• _What to produce_
Copy out every line exactly, passing over the pictures.

Dataset rows about figures:
──────

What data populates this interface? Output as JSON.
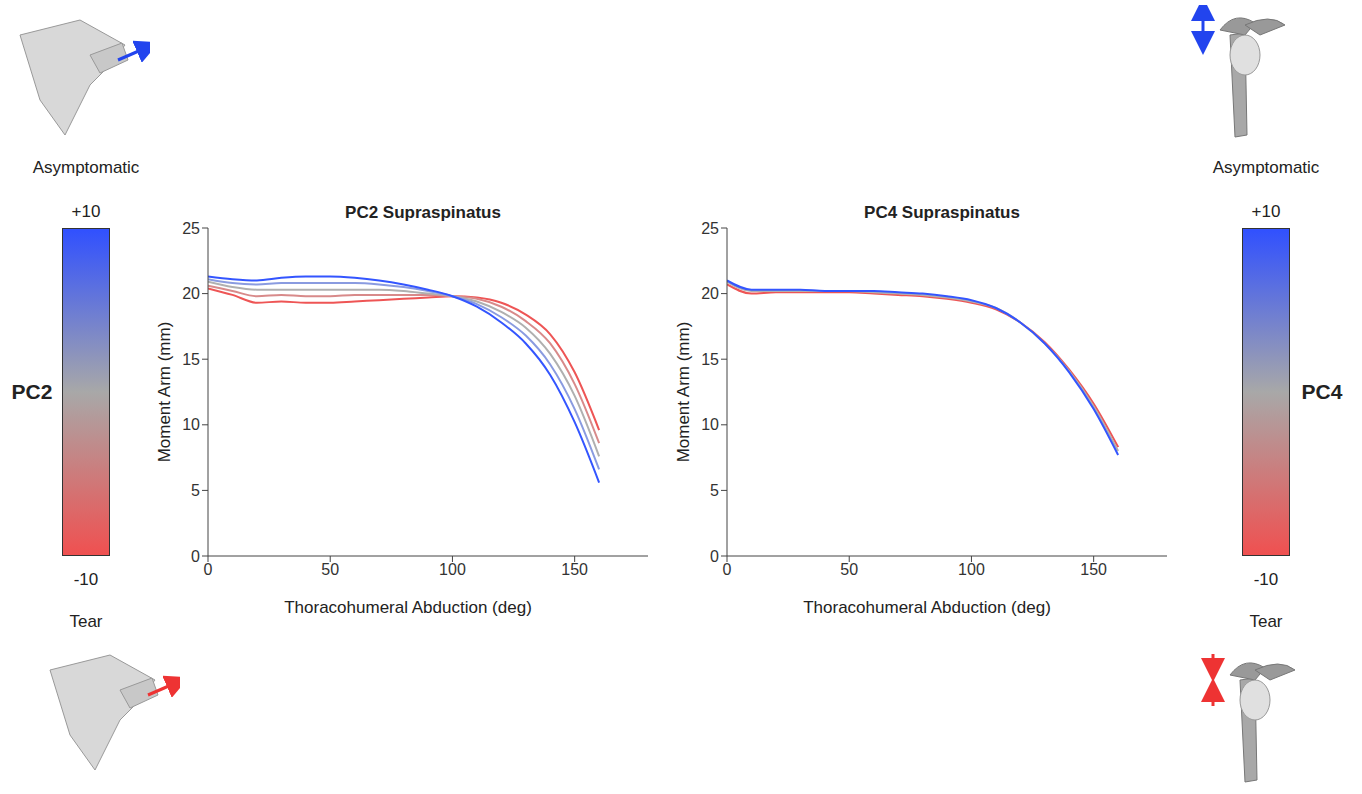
{
  "chart_data": [
    {
      "type": "line",
      "title": "PC2 Supraspinatus",
      "x_label": "Thoracohumeral Abduction (deg)",
      "y_label": "Moment Arm (mm)",
      "x": [
        0,
        10,
        20,
        30,
        40,
        50,
        60,
        70,
        80,
        90,
        100,
        110,
        120,
        130,
        140,
        150,
        160
      ],
      "series": [
        {
          "color": "#ee5555",
          "values": [
            20.4,
            19.9,
            19.3,
            19.4,
            19.3,
            19.3,
            19.4,
            19.5,
            19.6,
            19.7,
            19.8,
            19.7,
            19.3,
            18.4,
            16.9,
            14.0,
            9.6
          ]
        },
        {
          "color": "#d88a8a",
          "values": [
            20.6,
            20.2,
            19.8,
            19.9,
            19.8,
            19.8,
            19.9,
            19.9,
            19.9,
            19.9,
            19.8,
            19.6,
            19.0,
            17.9,
            16.2,
            13.1,
            8.6
          ]
        },
        {
          "color": "#b0b0b0",
          "values": [
            20.9,
            20.5,
            20.3,
            20.3,
            20.3,
            20.3,
            20.3,
            20.3,
            20.2,
            20.0,
            19.8,
            19.4,
            18.6,
            17.4,
            15.4,
            12.2,
            7.6
          ]
        },
        {
          "color": "#8a9be0",
          "values": [
            21.1,
            20.8,
            20.7,
            20.8,
            20.8,
            20.8,
            20.8,
            20.7,
            20.5,
            20.2,
            19.8,
            19.2,
            18.2,
            16.8,
            14.6,
            11.2,
            6.6
          ]
        },
        {
          "color": "#3355ff",
          "values": [
            21.3,
            21.1,
            21.0,
            21.2,
            21.3,
            21.3,
            21.2,
            21.0,
            20.7,
            20.3,
            19.8,
            19.0,
            17.8,
            16.2,
            13.8,
            10.2,
            5.6
          ]
        }
      ],
      "xlim": [
        0,
        180
      ],
      "xticks": [
        0,
        50,
        100,
        150
      ],
      "ylim": [
        0,
        25
      ],
      "yticks": [
        0,
        5,
        10,
        15,
        20,
        25
      ],
      "grid": false,
      "colorbar": {
        "label": "PC2",
        "range": [
          -10,
          10
        ],
        "ticks": [
          {
            "value": 10,
            "label": "+10"
          },
          {
            "value": -10,
            "label": "-10"
          }
        ],
        "colors": [
          "#f05050",
          "#a8a8a8",
          "#3050ff"
        ],
        "top_label": "Asymptomatic",
        "bottom_label": "Tear"
      }
    },
    {
      "type": "line",
      "title": "PC4 Supraspinatus",
      "x_label": "Thoracohumeral Abduction (deg)",
      "y_label": "Moment Arm (mm)",
      "x": [
        0,
        10,
        20,
        30,
        40,
        50,
        60,
        70,
        80,
        90,
        100,
        110,
        120,
        130,
        140,
        150,
        160
      ],
      "series": [
        {
          "color": "#ee5555",
          "values": [
            20.7,
            20.0,
            20.1,
            20.1,
            20.1,
            20.1,
            20.0,
            19.9,
            19.8,
            19.6,
            19.3,
            18.8,
            17.8,
            16.3,
            14.2,
            11.6,
            8.3
          ]
        },
        {
          "color": "#b0b0b0",
          "values": [
            20.9,
            20.2,
            20.2,
            20.2,
            20.2,
            20.2,
            20.1,
            20.0,
            19.9,
            19.7,
            19.4,
            18.9,
            17.8,
            16.2,
            14.1,
            11.4,
            8.0
          ]
        },
        {
          "color": "#3355ff",
          "values": [
            21.0,
            20.3,
            20.3,
            20.3,
            20.2,
            20.2,
            20.2,
            20.1,
            20.0,
            19.8,
            19.5,
            18.9,
            17.8,
            16.2,
            14.0,
            11.2,
            7.7
          ]
        }
      ],
      "xlim": [
        0,
        180
      ],
      "xticks": [
        0,
        50,
        100,
        150
      ],
      "ylim": [
        0,
        25
      ],
      "yticks": [
        0,
        5,
        10,
        15,
        20,
        25
      ],
      "grid": false,
      "colorbar": {
        "label": "PC4",
        "range": [
          -10,
          10
        ],
        "ticks": [
          {
            "value": 10,
            "label": "+10"
          },
          {
            "value": -10,
            "label": "-10"
          }
        ],
        "colors": [
          "#f05050",
          "#a8a8a8",
          "#3050ff"
        ],
        "top_label": "Asymptomatic",
        "bottom_label": "Tear"
      }
    }
  ]
}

──────

• _Written reply_
What data populates this interface? Output as JSON.
{
  "chart_data": [
    {
      "type": "line",
      "title": "PC2 Supraspinatus",
      "x_label": "Thoracohumeral Abduction (deg)",
      "y_label": "Moment Arm (mm)",
      "x": [
        0,
        10,
        20,
        30,
        40,
        50,
        60,
        70,
        80,
        90,
        100,
        110,
        120,
        130,
        140,
        150,
        160
      ],
      "series": [
        {
          "color": "#ee5555",
          "values": [
            20.4,
            19.9,
            19.3,
            19.4,
            19.3,
            19.3,
            19.4,
            19.5,
            19.6,
            19.7,
            19.8,
            19.7,
            19.3,
            18.4,
            16.9,
            14.0,
            9.6
          ]
        },
        {
          "color": "#d88a8a",
          "values": [
            20.6,
            20.2,
            19.8,
            19.9,
            19.8,
            19.8,
            19.9,
            19.9,
            19.9,
            19.9,
            19.8,
            19.6,
            19.0,
            17.9,
            16.2,
            13.1,
            8.6
          ]
        },
        {
          "color": "#b0b0b0",
          "values": [
            20.9,
            20.5,
            20.3,
            20.3,
            20.3,
            20.3,
            20.3,
            20.3,
            20.2,
            20.0,
            19.8,
            19.4,
            18.6,
            17.4,
            15.4,
            12.2,
            7.6
          ]
        },
        {
          "color": "#8a9be0",
          "values": [
            21.1,
            20.8,
            20.7,
            20.8,
            20.8,
            20.8,
            20.8,
            20.7,
            20.5,
            20.2,
            19.8,
            19.2,
            18.2,
            16.8,
            14.6,
            11.2,
            6.6
          ]
        },
        {
          "color": "#3355ff",
          "values": [
            21.3,
            21.1,
            21.0,
            21.2,
            21.3,
            21.3,
            21.2,
            21.0,
            20.7,
            20.3,
            19.8,
            19.0,
            17.8,
            16.2,
            13.8,
            10.2,
            5.6
          ]
        }
      ],
      "xlim": [
        0,
        180
      ],
      "xticks": [
        0,
        50,
        100,
        150
      ],
      "ylim": [
        0,
        25
      ],
      "yticks": [
        0,
        5,
        10,
        15,
        20,
        25
      ],
      "grid": false,
      "colorbar": {
        "label": "PC2",
        "range": [
          -10,
          10
        ],
        "ticks": [
          {
            "value": 10,
            "label": "+10"
          },
          {
            "value": -10,
            "label": "-10"
          }
        ],
        "colors": [
          "#f05050",
          "#a8a8a8",
          "#3050ff"
        ],
        "top_label": "Asymptomatic",
        "bottom_label": "Tear"
      }
    },
    {
      "type": "line",
      "title": "PC4 Supraspinatus",
      "x_label": "Thoracohumeral Abduction (deg)",
      "y_label": "Moment Arm (mm)",
      "x": [
        0,
        10,
        20,
        30,
        40,
        50,
        60,
        70,
        80,
        90,
        100,
        110,
        120,
        130,
        140,
        150,
        160
      ],
      "series": [
        {
          "color": "#ee5555",
          "values": [
            20.7,
            20.0,
            20.1,
            20.1,
            20.1,
            20.1,
            20.0,
            19.9,
            19.8,
            19.6,
            19.3,
            18.8,
            17.8,
            16.3,
            14.2,
            11.6,
            8.3
          ]
        },
        {
          "color": "#b0b0b0",
          "values": [
            20.9,
            20.2,
            20.2,
            20.2,
            20.2,
            20.2,
            20.1,
            20.0,
            19.9,
            19.7,
            19.4,
            18.9,
            17.8,
            16.2,
            14.1,
            11.4,
            8.0
          ]
        },
        {
          "color": "#3355ff",
          "values": [
            21.0,
            20.3,
            20.3,
            20.3,
            20.2,
            20.2,
            20.2,
            20.1,
            20.0,
            19.8,
            19.5,
            18.9,
            17.8,
            16.2,
            14.0,
            11.2,
            7.7
          ]
        }
      ],
      "xlim": [
        0,
        180
      ],
      "xticks": [
        0,
        50,
        100,
        150
      ],
      "ylim": [
        0,
        25
      ],
      "yticks": [
        0,
        5,
        10,
        15,
        20,
        25
      ],
      "grid": false,
      "colorbar": {
        "label": "PC4",
        "range": [
          -10,
          10
        ],
        "ticks": [
          {
            "value": 10,
            "label": "+10"
          },
          {
            "value": -10,
            "label": "-10"
          }
        ],
        "colors": [
          "#f05050",
          "#a8a8a8",
          "#3050ff"
        ],
        "top_label": "Asymptomatic",
        "bottom_label": "Tear"
      }
    }
  ]
}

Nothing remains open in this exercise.